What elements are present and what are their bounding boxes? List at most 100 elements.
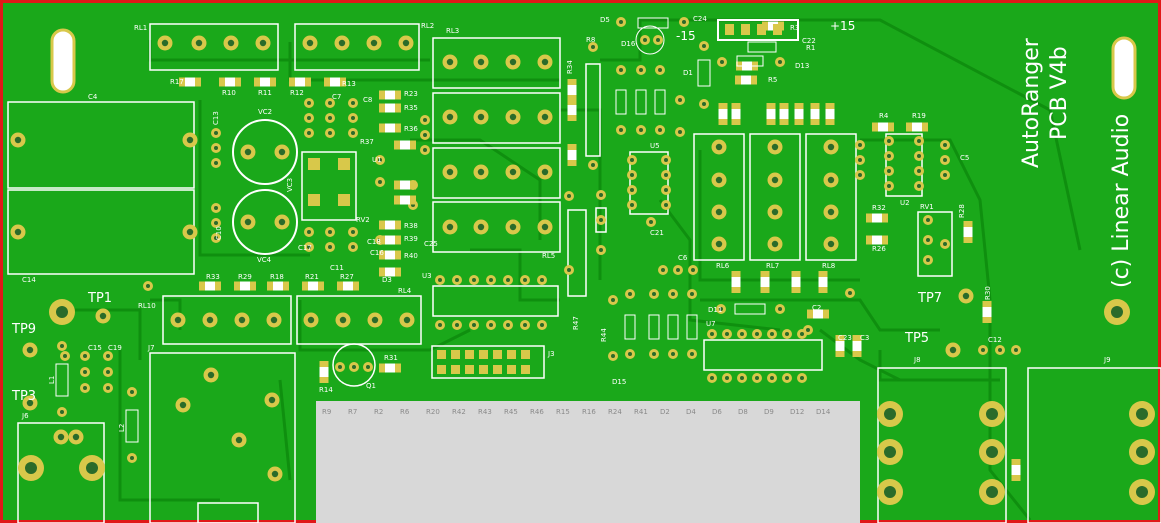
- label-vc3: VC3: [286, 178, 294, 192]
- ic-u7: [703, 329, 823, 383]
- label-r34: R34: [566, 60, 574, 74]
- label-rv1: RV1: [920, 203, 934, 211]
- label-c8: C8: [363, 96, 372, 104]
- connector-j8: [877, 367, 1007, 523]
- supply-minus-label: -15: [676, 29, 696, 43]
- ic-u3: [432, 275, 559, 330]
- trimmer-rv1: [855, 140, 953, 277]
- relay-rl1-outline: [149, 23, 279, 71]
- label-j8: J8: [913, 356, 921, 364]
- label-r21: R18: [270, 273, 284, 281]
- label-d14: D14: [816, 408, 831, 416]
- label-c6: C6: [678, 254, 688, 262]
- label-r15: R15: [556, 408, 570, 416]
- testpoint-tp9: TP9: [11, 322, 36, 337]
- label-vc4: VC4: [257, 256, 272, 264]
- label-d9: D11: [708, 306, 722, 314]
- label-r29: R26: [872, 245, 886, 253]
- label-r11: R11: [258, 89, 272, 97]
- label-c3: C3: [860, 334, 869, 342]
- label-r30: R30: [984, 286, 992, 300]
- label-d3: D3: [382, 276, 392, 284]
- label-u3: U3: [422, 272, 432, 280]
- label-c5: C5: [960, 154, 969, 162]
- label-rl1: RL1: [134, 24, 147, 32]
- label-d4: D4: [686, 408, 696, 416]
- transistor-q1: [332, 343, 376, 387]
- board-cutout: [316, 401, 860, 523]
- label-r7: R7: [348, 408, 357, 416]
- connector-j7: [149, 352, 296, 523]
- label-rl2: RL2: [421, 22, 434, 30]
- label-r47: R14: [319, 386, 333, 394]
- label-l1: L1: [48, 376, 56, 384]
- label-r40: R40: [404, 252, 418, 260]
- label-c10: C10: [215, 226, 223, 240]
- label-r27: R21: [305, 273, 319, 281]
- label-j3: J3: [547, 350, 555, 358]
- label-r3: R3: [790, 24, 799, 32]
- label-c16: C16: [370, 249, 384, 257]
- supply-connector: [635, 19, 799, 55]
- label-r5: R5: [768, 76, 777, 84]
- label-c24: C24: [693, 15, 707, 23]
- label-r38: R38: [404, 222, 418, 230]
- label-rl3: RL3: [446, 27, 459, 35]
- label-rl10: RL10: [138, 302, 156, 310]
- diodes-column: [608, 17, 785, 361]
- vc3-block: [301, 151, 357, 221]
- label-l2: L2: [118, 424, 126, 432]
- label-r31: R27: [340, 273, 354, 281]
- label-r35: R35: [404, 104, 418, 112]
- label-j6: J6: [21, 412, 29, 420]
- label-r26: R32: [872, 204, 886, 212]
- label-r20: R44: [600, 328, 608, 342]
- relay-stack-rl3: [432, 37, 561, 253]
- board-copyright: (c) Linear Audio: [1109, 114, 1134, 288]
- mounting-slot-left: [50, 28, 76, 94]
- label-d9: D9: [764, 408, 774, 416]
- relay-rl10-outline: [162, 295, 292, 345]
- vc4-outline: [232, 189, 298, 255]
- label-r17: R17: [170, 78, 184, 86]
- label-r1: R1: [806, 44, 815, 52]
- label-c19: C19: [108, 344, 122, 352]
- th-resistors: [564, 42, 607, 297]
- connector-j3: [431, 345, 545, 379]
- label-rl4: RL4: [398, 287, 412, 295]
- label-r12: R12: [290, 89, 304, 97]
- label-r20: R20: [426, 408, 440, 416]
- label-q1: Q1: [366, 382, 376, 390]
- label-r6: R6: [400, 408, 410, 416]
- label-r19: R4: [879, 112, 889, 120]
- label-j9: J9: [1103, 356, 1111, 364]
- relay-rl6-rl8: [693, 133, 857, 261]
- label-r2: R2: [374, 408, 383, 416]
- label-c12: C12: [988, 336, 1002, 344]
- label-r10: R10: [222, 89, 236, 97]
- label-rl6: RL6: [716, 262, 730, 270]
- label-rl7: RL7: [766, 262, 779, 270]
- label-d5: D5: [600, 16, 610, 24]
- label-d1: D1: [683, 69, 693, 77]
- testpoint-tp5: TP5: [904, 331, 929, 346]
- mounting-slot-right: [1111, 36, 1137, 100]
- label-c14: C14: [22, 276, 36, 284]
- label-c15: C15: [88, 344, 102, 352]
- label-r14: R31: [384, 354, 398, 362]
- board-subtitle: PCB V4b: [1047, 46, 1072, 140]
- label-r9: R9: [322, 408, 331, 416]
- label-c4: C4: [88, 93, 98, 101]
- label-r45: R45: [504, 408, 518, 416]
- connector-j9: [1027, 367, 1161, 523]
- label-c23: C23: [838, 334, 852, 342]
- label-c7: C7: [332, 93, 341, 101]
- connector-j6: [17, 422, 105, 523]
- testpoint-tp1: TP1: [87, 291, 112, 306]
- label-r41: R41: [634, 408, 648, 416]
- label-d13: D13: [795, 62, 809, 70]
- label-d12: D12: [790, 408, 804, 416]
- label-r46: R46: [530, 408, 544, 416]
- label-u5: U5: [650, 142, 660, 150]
::::::::::
### EXERCISE BRIEF
Return every item above word for word, omitting the pictures.

### EXERCISE RESPONSE
What elements are present and what are their bounding boxes? List at most 100 elements.
- label-vc3: VC3: [286, 178, 294, 192]
- ic-u7: [703, 329, 823, 383]
- label-r34: R34: [566, 60, 574, 74]
- label-rv1: RV1: [920, 203, 934, 211]
- label-c8: C8: [363, 96, 372, 104]
- connector-j8: [877, 367, 1007, 523]
- supply-minus-label: -15: [676, 29, 696, 43]
- ic-u3: [432, 275, 559, 330]
- trimmer-rv1: [855, 140, 953, 277]
- relay-rl1-outline: [149, 23, 279, 71]
- label-j8: J8: [913, 356, 921, 364]
- label-r21: R18: [270, 273, 284, 281]
- label-d14: D14: [816, 408, 831, 416]
- label-c6: C6: [678, 254, 688, 262]
- label-r15: R15: [556, 408, 570, 416]
- testpoint-tp9: TP9: [11, 322, 36, 337]
- label-vc4: VC4: [257, 256, 272, 264]
- label-d9: D11: [708, 306, 722, 314]
- label-r29: R26: [872, 245, 886, 253]
- label-r11: R11: [258, 89, 272, 97]
- label-c3: C3: [860, 334, 869, 342]
- label-r30: R30: [984, 286, 992, 300]
- label-d3: D3: [382, 276, 392, 284]
- label-u3: U3: [422, 272, 432, 280]
- label-c5: C5: [960, 154, 969, 162]
- label-rl1: RL1: [134, 24, 147, 32]
- label-d4: D4: [686, 408, 696, 416]
- transistor-q1: [332, 343, 376, 387]
- board-cutout: [316, 401, 860, 523]
- label-r7: R7: [348, 408, 357, 416]
- connector-j7: [149, 352, 296, 523]
- label-rl2: RL2: [421, 22, 434, 30]
- label-r47: R14: [319, 386, 333, 394]
- label-l1: L1: [48, 376, 56, 384]
- label-r40: R40: [404, 252, 418, 260]
- label-c10: C10: [215, 226, 223, 240]
- label-r27: R21: [305, 273, 319, 281]
- label-j3: J3: [547, 350, 555, 358]
- label-r3: R3: [790, 24, 799, 32]
- label-c16: C16: [370, 249, 384, 257]
- supply-connector: [635, 19, 799, 55]
- label-r5: R5: [768, 76, 777, 84]
- label-c24: C24: [693, 15, 707, 23]
- label-r38: R38: [404, 222, 418, 230]
- label-rl3: RL3: [446, 27, 459, 35]
- label-rl10: RL10: [138, 302, 156, 310]
- diodes-column: [608, 17, 785, 361]
- vc3-block: [301, 151, 357, 221]
- label-l2: L2: [118, 424, 126, 432]
- label-r31: R27: [340, 273, 354, 281]
- label-r35: R35: [404, 104, 418, 112]
- label-j6: J6: [21, 412, 29, 420]
- label-r26: R32: [872, 204, 886, 212]
- label-r20: R44: [600, 328, 608, 342]
- relay-stack-rl3: [432, 37, 561, 253]
- board-copyright: (c) Linear Audio: [1109, 114, 1134, 288]
- mounting-slot-left: [50, 28, 76, 94]
- label-d9: D9: [764, 408, 774, 416]
- relay-rl10-outline: [162, 295, 292, 345]
- vc4-outline: [232, 189, 298, 255]
- label-r17: R17: [170, 78, 184, 86]
- label-r1: R1: [806, 44, 815, 52]
- label-c19: C19: [108, 344, 122, 352]
- th-resistors: [564, 42, 607, 297]
- connector-j3: [431, 345, 545, 379]
- label-rl4: RL4: [398, 287, 412, 295]
- label-r12: R12: [290, 89, 304, 97]
- label-r20: R20: [426, 408, 440, 416]
- label-q1: Q1: [366, 382, 376, 390]
- label-r6: R6: [400, 408, 410, 416]
- label-r19: R4: [879, 112, 889, 120]
- label-j9: J9: [1103, 356, 1111, 364]
- relay-rl6-rl8: [693, 133, 857, 261]
- label-r2: R2: [374, 408, 383, 416]
- label-c12: C12: [988, 336, 1002, 344]
- label-r10: R10: [222, 89, 236, 97]
- label-rl6: RL6: [716, 262, 730, 270]
- label-rl7: RL7: [766, 262, 779, 270]
- label-d5: D5: [600, 16, 610, 24]
- label-d1: D1: [683, 69, 693, 77]
- testpoint-tp5: TP5: [904, 331, 929, 346]
- mounting-slot-right: [1111, 36, 1137, 100]
- label-c14: C14: [22, 276, 36, 284]
- label-c15: C15: [88, 344, 102, 352]
- label-r14: R31: [384, 354, 398, 362]
- board-subtitle: PCB V4b: [1047, 46, 1072, 140]
- label-r9: R9: [322, 408, 331, 416]
- label-c4: C4: [88, 93, 98, 101]
- label-r45: R45: [504, 408, 518, 416]
- connector-j9: [1027, 367, 1161, 523]
- label-c23: C23: [838, 334, 852, 342]
- label-c7: C7: [332, 93, 341, 101]
- connector-j6: [17, 422, 105, 523]
- testpoint-tp1: TP1: [87, 291, 112, 306]
- label-r41: R41: [634, 408, 648, 416]
- label-d13: D13: [795, 62, 809, 70]
- label-d12: D12: [790, 408, 804, 416]
- label-r46: R46: [530, 408, 544, 416]
- label-u5: U5: [650, 142, 660, 150]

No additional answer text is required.